> _RECORDS FOR THE TASK_:
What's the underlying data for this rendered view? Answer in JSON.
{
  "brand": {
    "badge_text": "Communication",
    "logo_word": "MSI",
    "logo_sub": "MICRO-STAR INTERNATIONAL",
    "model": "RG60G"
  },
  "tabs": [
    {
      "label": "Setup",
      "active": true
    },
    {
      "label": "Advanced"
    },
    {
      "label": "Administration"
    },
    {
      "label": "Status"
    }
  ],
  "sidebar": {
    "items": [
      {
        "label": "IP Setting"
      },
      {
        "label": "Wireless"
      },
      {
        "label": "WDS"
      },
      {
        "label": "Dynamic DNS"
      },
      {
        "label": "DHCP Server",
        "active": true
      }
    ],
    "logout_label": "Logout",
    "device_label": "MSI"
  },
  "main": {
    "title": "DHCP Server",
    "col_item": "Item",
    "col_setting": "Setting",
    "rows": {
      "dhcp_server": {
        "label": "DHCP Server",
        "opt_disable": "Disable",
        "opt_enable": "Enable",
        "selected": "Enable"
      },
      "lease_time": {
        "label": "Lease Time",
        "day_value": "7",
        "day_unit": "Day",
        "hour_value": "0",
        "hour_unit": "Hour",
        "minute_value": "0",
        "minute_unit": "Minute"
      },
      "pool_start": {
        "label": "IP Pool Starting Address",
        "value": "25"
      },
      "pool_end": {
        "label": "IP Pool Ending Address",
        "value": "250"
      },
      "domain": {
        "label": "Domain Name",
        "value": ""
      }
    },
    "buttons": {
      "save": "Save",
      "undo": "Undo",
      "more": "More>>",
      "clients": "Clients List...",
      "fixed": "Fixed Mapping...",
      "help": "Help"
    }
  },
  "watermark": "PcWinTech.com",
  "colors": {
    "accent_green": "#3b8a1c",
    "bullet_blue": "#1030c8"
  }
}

> _WHAT IS ASKED_: Return all of the entries word for word.

> _WORKED ANSWER_:
What's the underlying data for this rendered view? Answer in JSON.
{
  "brand": {
    "badge_text": "Communication",
    "logo_word": "MSI",
    "logo_sub": "MICRO-STAR INTERNATIONAL",
    "model": "RG60G"
  },
  "tabs": [
    {
      "label": "Setup",
      "active": true
    },
    {
      "label": "Advanced"
    },
    {
      "label": "Administration"
    },
    {
      "label": "Status"
    }
  ],
  "sidebar": {
    "items": [
      {
        "label": "IP Setting"
      },
      {
        "label": "Wireless"
      },
      {
        "label": "WDS"
      },
      {
        "label": "Dynamic DNS"
      },
      {
        "label": "DHCP Server",
        "active": true
      }
    ],
    "logout_label": "Logout",
    "device_label": "MSI"
  },
  "main": {
    "title": "DHCP Server",
    "col_item": "Item",
    "col_setting": "Setting",
    "rows": {
      "dhcp_server": {
        "label": "DHCP Server",
        "opt_disable": "Disable",
        "opt_enable": "Enable",
        "selected": "Enable"
      },
      "lease_time": {
        "label": "Lease Time",
        "day_value": "7",
        "day_unit": "Day",
        "hour_value": "0",
        "hour_unit": "Hour",
        "minute_value": "0",
        "minute_unit": "Minute"
      },
      "pool_start": {
        "label": "IP Pool Starting Address",
        "value": "25"
      },
      "pool_end": {
        "label": "IP Pool Ending Address",
        "value": "250"
      },
      "domain": {
        "label": "Domain Name",
        "value": ""
      }
    },
    "buttons": {
      "save": "Save",
      "undo": "Undo",
      "more": "More>>",
      "clients": "Clients List...",
      "fixed": "Fixed Mapping...",
      "help": "Help"
    }
  },
  "watermark": "PcWinTech.com",
  "colors": {
    "accent_green": "#3b8a1c",
    "bullet_blue": "#1030c8"
  }
}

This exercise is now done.